▶ _Collection entries_
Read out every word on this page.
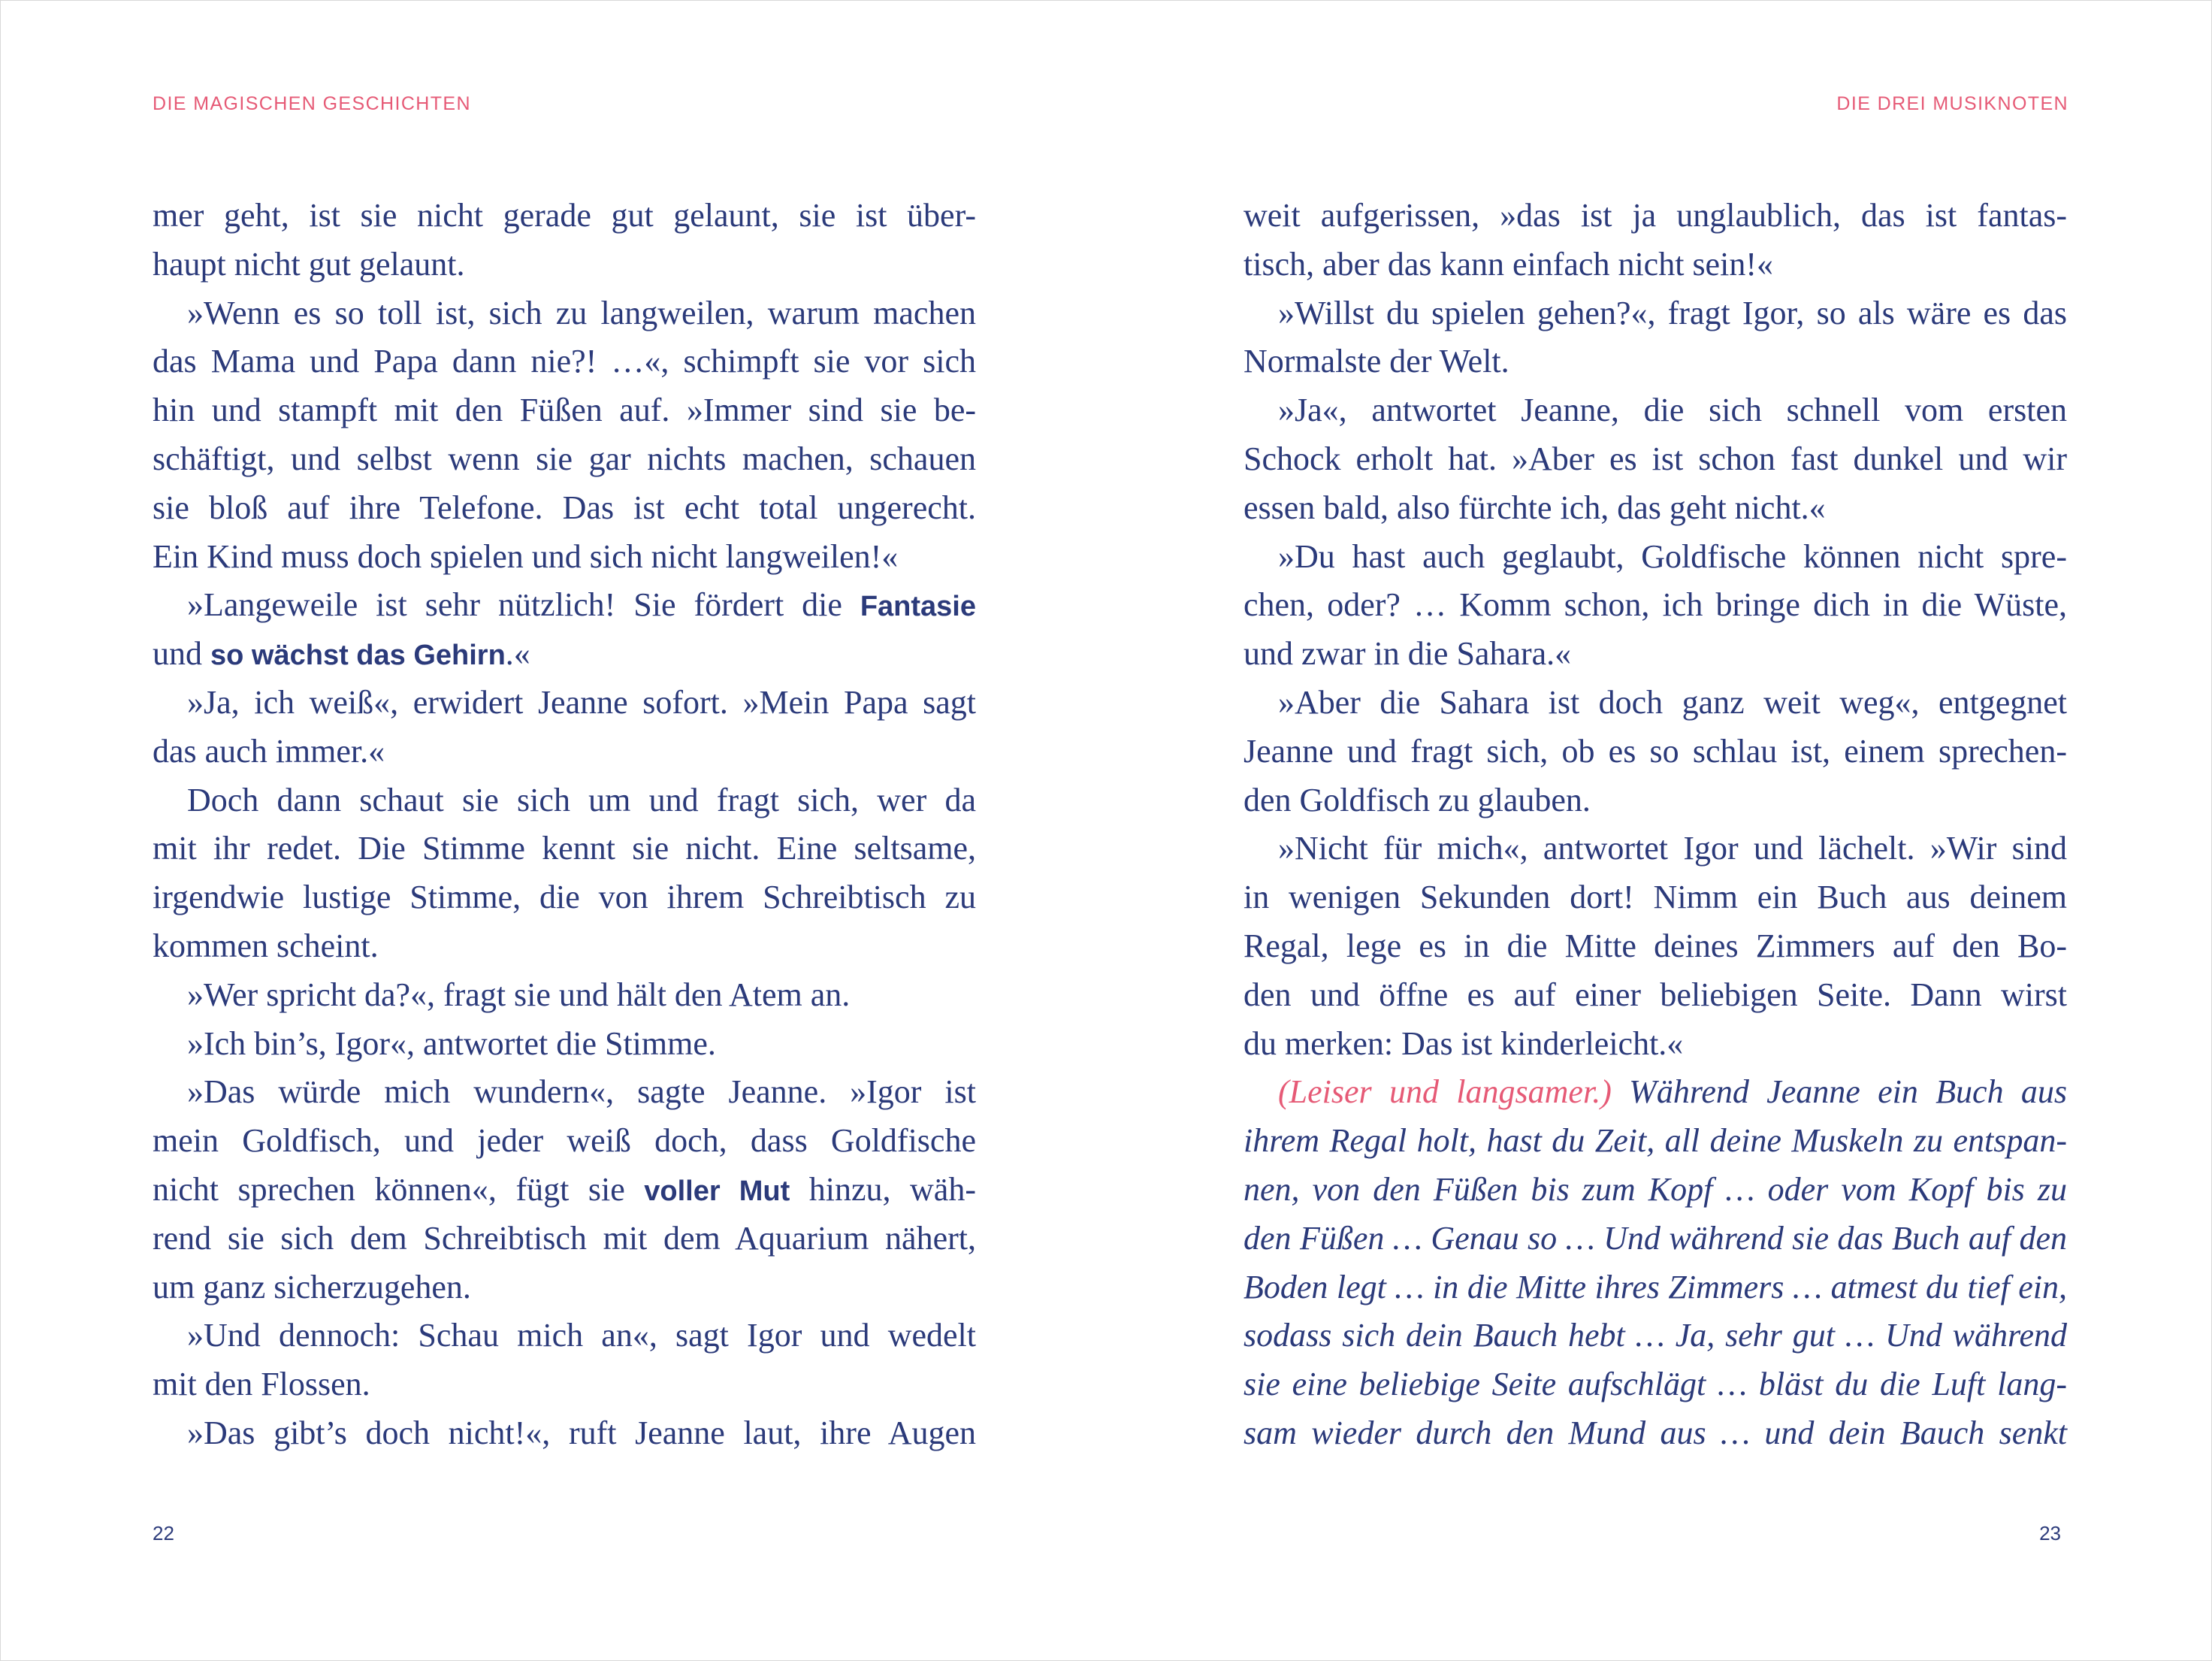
DIE MAGISCHEN GESCHICHTEN
mer geht, ist sie nicht gerade gut gelaunt, sie ist über-
haupt nicht gut gelaunt.
»Wenn es so toll ist, sich zu langweilen, warum machen
das Mama und Papa dann nie?! …«, schimpft sie vor sich
hin und stampft mit den Füßen auf. »Immer sind sie be-
schäftigt, und selbst wenn sie gar nichts machen, schauen
sie bloß auf ihre Telefone. Das ist echt total ungerecht.
Ein Kind muss doch spielen und sich nicht langweilen!«
»Langeweile ist sehr nützlich! Sie fördert die Fantasie
und so wächst das Gehirn.«
»Ja, ich weiß«, erwidert Jeanne sofort. »Mein Papa sagt
das auch immer.«
Doch dann schaut sie sich um und fragt sich, wer da
mit ihr redet. Die Stimme kennt sie nicht. Eine seltsame,
irgendwie lustige Stimme, die von ihrem Schreibtisch zu
kommen scheint.
»Wer spricht da?«, fragt sie und hält den Atem an.
»Ich bin’s, Igor«, antwortet die Stimme.
»Das würde mich wundern«, sagte Jeanne. »Igor ist
mein Goldfisch, und jeder weiß doch, dass Goldfische
nicht sprechen können«, fügt sie voller Mut hinzu, wäh-
rend sie sich dem Schreibtisch mit dem Aquarium nähert,
um ganz sicherzugehen.
»Und dennoch: Schau mich an«, sagt Igor und wedelt
mit den Flossen.
»Das gibt’s doch nicht!«, ruft Jeanne laut, ihre Augen
22
DIE DREI MUSIKNOTEN
weit aufgerissen, »das ist ja unglaublich, das ist fantas-
tisch, aber das kann einfach nicht sein!«
»Willst du spielen gehen?«, fragt Igor, so als wäre es das
Normalste der Welt.
»Ja«, antwortet Jeanne, die sich schnell vom ersten
Schock erholt hat. »Aber es ist schon fast dunkel und wir
essen bald, also fürchte ich, das geht nicht.«
»Du hast auch geglaubt, Goldfische können nicht spre-
chen, oder? … Komm schon, ich bringe dich in die Wüste,
und zwar in die Sahara.«
»Aber die Sahara ist doch ganz weit weg«, entgegnet
Jeanne und fragt sich, ob es so schlau ist, einem sprechen-
den Goldfisch zu glauben.
»Nicht für mich«, antwortet Igor und lächelt. »Wir sind
in wenigen Sekunden dort! Nimm ein Buch aus deinem
Regal, lege es in die Mitte deines Zimmers auf den Bo-
den und öffne es auf einer beliebigen Seite. Dann wirst
du merken: Das ist kinderleicht.«
(Leiser und langsamer.) Während Jeanne ein Buch aus
ihrem Regal holt, hast du Zeit, all deine Muskeln zu entspan-
nen, von den Füßen bis zum Kopf … oder vom Kopf bis zu
den Füßen … Genau so … Und während sie das Buch auf den
Boden legt … in die Mitte ihres Zimmers … atmest du tief ein,
sodass sich dein Bauch hebt … Ja, sehr gut … Und während
sie eine beliebige Seite aufschlägt … bläst du die Luft lang-
sam wieder durch den Mund aus … und dein Bauch senkt
23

▶ _WHAT IS EXPECTED_
Images do not belong in the copy; reproduce all other parts of the records above verbatim.

▶ _CORRECT OUTPUT_
Read out every word on this page.
DIE MAGISCHEN GESCHICHTEN
mer geht, ist sie nicht gerade gut gelaunt, sie ist über-
haupt nicht gut gelaunt.
»Wenn es so toll ist, sich zu langweilen, warum machen
das Mama und Papa dann nie?! …«, schimpft sie vor sich
hin und stampft mit den Füßen auf. »Immer sind sie be-
schäftigt, und selbst wenn sie gar nichts machen, schauen
sie bloß auf ihre Telefone. Das ist echt total ungerecht.
Ein Kind muss doch spielen und sich nicht langweilen!«
»Langeweile ist sehr nützlich! Sie fördert die Fantasie
und so wächst das Gehirn.«
»Ja, ich weiß«, erwidert Jeanne sofort. »Mein Papa sagt
das auch immer.«
Doch dann schaut sie sich um und fragt sich, wer da
mit ihr redet. Die Stimme kennt sie nicht. Eine seltsame,
irgendwie lustige Stimme, die von ihrem Schreibtisch zu
kommen scheint.
»Wer spricht da?«, fragt sie und hält den Atem an.
»Ich bin’s, Igor«, antwortet die Stimme.
»Das würde mich wundern«, sagte Jeanne. »Igor ist
mein Goldfisch, und jeder weiß doch, dass Goldfische
nicht sprechen können«, fügt sie voller Mut hinzu, wäh-
rend sie sich dem Schreibtisch mit dem Aquarium nähert,
um ganz sicherzugehen.
»Und dennoch: Schau mich an«, sagt Igor und wedelt
mit den Flossen.
»Das gibt’s doch nicht!«, ruft Jeanne laut, ihre Augen
22
DIE DREI MUSIKNOTEN
weit aufgerissen, »das ist ja unglaublich, das ist fantas-
tisch, aber das kann einfach nicht sein!«
»Willst du spielen gehen?«, fragt Igor, so als wäre es das
Normalste der Welt.
»Ja«, antwortet Jeanne, die sich schnell vom ersten
Schock erholt hat. »Aber es ist schon fast dunkel und wir
essen bald, also fürchte ich, das geht nicht.«
»Du hast auch geglaubt, Goldfische können nicht spre-
chen, oder? … Komm schon, ich bringe dich in die Wüste,
und zwar in die Sahara.«
»Aber die Sahara ist doch ganz weit weg«, entgegnet
Jeanne und fragt sich, ob es so schlau ist, einem sprechen-
den Goldfisch zu glauben.
»Nicht für mich«, antwortet Igor und lächelt. »Wir sind
in wenigen Sekunden dort! Nimm ein Buch aus deinem
Regal, lege es in die Mitte deines Zimmers auf den Bo-
den und öffne es auf einer beliebigen Seite. Dann wirst
du merken: Das ist kinderleicht.«
(Leiser und langsamer.) Während Jeanne ein Buch aus
ihrem Regal holt, hast du Zeit, all deine Muskeln zu entspan-
nen, von den Füßen bis zum Kopf … oder vom Kopf bis zu
den Füßen … Genau so … Und während sie das Buch auf den
Boden legt … in die Mitte ihres Zimmers … atmest du tief ein,
sodass sich dein Bauch hebt … Ja, sehr gut … Und während
sie eine beliebige Seite aufschlägt … bläst du die Luft lang-
sam wieder durch den Mund aus … und dein Bauch senkt
23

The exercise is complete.